▸ Exercise instructions:
**A)** Using the hair algae discussion, decide whether each statement agrees with it. For each, answer yes or no and quote the deciding words. (i) The owner of the 20G tank runs a sump. (ii) The 20G tank receives 30% water changes every 15 days. (iii) One participant has dealt with cyano in the past.
**B)** According to the hair algae discussion, what is the most important thing to do?
**C)** Extend the hair algae discussion, picking up right after its final sentence.

▸ Source extract:
▼▼▼
That's hard to predict. Personally, I'd try some GFO for a while, since it works in some cases and is easy to use. I've killed off very small infestations of hair algae with nutrient control, although I wasn't trying to get rid of it. So have others. In some tanks, hair algae seems harder to kill, though. There are lots of species and every tank is different.

Thanks for the info.... In my 20G tank I only have a skimmer and do 30% water changes every 15 days... no filter, sump or anything related.

How do I get a GFO for my tank? Any suggestions?
 
You can buy GFO in bulk and get a media reactor is probably the best method to implement GFO.

Looks like my previous experience with various forms of algae in the display. I've dealt with turf, briopsis, dino, brown, cyano, hair, etc at various stages in the past caused because of one reason or another. Like starting with dry rock that was chock full of phosphates, upgrading to a bigger tank and using more dry rock that was chock full of phosphates, tank accidents causing mass die offs and recycling of the tank again, etc. Been a fun roller coaster ride...

The most important thing to do is have lots and lots of patience. No matter what you do it will not go away overnight. Well, except a complete tank break down but that is rather drastic and unnecessary IMO.
▲▲▲
(Collected data entries)
▼▼▼
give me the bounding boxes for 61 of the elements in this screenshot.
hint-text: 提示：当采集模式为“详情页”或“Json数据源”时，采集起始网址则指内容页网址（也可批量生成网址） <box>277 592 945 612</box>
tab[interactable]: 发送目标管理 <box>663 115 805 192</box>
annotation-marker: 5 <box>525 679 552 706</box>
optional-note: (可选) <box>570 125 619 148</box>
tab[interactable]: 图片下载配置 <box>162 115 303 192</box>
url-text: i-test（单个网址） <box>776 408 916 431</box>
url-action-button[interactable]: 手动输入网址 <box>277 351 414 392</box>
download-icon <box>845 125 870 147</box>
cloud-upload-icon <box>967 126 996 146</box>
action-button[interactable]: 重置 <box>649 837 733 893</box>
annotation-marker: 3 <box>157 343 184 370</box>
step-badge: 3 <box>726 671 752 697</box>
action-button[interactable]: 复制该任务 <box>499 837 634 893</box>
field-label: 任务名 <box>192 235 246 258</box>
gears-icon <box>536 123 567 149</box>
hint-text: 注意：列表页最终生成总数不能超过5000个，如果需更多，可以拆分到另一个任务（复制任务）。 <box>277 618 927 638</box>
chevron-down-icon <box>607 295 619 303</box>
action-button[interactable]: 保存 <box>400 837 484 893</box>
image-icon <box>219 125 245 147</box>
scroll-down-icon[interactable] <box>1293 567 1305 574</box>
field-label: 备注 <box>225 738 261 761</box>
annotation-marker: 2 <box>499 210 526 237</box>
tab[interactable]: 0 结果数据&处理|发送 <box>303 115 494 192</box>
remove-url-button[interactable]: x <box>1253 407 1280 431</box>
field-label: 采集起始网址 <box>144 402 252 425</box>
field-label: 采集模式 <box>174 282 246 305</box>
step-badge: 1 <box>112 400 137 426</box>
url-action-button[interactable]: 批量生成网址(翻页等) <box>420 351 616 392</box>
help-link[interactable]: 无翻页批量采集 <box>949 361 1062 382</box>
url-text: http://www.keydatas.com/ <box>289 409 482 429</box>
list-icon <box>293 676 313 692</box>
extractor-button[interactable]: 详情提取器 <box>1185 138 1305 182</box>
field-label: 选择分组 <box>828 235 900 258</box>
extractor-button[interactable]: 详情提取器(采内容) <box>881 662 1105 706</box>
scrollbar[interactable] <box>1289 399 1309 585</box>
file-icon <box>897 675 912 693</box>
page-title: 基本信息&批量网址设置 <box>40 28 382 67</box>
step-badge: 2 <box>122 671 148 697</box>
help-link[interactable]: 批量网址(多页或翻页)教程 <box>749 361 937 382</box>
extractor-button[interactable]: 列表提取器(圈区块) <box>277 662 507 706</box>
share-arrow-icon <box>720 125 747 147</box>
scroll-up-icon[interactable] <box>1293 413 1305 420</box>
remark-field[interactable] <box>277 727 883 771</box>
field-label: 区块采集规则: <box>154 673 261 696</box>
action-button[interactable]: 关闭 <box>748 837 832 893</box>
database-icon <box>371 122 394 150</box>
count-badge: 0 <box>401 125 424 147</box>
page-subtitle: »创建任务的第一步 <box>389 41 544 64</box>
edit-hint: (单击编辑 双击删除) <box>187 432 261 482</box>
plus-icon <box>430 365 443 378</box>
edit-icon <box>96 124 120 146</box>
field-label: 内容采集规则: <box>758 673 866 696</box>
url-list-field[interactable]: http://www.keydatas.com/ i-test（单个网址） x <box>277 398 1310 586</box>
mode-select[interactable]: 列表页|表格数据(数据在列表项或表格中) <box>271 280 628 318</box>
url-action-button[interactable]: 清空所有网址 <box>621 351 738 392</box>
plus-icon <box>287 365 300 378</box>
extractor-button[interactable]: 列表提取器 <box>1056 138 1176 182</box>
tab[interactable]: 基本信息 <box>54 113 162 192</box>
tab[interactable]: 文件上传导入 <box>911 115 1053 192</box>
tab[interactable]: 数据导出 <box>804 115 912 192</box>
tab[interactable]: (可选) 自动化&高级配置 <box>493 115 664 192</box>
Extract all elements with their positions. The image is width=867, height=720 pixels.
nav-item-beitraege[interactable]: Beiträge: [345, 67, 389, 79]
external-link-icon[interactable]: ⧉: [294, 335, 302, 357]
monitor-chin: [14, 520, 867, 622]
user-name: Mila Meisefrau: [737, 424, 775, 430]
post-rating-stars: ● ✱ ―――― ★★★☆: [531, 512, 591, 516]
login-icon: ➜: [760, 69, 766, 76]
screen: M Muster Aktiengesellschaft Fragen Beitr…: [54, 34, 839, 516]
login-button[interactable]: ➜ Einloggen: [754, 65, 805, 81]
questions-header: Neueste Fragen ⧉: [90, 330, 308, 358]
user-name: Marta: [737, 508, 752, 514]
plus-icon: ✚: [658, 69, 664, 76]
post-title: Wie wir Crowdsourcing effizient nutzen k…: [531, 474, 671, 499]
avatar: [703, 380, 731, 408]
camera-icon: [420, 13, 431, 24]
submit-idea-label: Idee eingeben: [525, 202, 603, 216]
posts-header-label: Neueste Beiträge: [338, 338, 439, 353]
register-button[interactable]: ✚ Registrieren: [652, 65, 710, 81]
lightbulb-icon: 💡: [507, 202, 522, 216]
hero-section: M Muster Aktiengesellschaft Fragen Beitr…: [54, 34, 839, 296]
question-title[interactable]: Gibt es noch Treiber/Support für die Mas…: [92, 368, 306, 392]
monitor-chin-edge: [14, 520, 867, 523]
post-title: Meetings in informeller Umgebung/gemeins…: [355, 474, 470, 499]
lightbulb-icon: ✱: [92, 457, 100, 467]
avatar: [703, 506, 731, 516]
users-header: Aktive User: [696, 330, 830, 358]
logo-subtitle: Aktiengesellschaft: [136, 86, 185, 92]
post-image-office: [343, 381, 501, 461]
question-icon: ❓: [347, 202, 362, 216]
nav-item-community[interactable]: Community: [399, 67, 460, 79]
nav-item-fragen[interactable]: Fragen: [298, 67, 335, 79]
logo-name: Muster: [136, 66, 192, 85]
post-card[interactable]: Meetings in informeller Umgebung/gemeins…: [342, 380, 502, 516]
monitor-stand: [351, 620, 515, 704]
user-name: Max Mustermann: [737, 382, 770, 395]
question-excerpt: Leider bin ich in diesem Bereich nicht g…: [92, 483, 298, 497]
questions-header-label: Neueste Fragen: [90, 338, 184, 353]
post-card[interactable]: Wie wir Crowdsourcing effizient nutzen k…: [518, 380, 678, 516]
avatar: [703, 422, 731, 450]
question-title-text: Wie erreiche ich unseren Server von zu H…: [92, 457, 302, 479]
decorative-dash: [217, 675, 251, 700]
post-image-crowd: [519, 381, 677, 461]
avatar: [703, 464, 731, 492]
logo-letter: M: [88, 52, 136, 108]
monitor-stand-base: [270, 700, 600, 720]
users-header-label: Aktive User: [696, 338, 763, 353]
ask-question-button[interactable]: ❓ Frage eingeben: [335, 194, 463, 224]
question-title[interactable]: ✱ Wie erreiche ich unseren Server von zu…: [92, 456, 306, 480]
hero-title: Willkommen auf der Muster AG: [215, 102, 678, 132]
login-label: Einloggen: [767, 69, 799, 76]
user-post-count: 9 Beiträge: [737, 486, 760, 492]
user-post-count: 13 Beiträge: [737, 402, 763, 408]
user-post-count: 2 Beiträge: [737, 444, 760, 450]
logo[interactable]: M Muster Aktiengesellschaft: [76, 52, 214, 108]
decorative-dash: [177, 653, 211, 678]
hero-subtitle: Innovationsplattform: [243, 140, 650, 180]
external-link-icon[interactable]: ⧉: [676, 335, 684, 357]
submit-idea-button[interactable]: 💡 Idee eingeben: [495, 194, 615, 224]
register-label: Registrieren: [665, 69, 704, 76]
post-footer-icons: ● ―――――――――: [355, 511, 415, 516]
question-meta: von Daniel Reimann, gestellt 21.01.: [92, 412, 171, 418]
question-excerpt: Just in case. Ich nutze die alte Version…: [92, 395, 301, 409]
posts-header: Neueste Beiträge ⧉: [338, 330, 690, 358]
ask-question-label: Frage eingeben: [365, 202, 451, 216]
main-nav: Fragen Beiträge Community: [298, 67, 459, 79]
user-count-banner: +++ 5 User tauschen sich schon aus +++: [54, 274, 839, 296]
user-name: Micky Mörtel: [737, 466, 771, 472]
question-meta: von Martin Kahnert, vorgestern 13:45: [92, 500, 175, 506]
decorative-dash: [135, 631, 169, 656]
▲▲▲
▸ Expected responses:
**A)**
(i) No: "no filter, sump or anything related."
(ii) Yes: "do 30% water changes every 15 days"
(iii) Yes: "I've dealt with turf, briopsis, dino, brown, cyano, hair, etc"

**B)** Have lots and lots of patience.

**C)**
But there are a lot of ways to go about this. What's worked the best for me in every instance was to:

1. use GFO in a reactor to get the phosphates down below .1 to around ..03-.06.

2. Take a few minutes a night as time permits and manually pull some of the algae out as that will export the nutrients it has absorbed and not release back into the tank as it dies.

3. Maintain a consistent water change schedule. Like 10% weekly for a while. I'm currently doing 1% daily.

4. Then use some form of carbon dosing to help maintain lower nutrients. I started with a form of biopellets and then moved to vinegar dosing and still do that on a daily basis.

5. Keep my skimmer clean

Doing those steps and keeping consistent with each one did it every time. Every time I can see when the algae is dieing off and once that happens I usually get a short outbreak of cyano before that blows off too. It takes several months but it's worth it to not freak out and do anything drastic.

This past mishap due to some cleaning supplies and a mass die off has taken 4 months starting with GHA, and turning to brown sludge algae, and then the cyano, and now my rocks are basically cleared off now except for a bit of dino here and there but it's going away as well. That's probably the hardiest of everything I've had. Bryopsis after that but I didn't get that this time around.


But no mater what you do, have patience. Good luck.
 
In addition to a reactor, a small filter is fine. There are a lot of GFO products. BRS sells a few. PhosBan and RowaPhos are two other popular GFO media.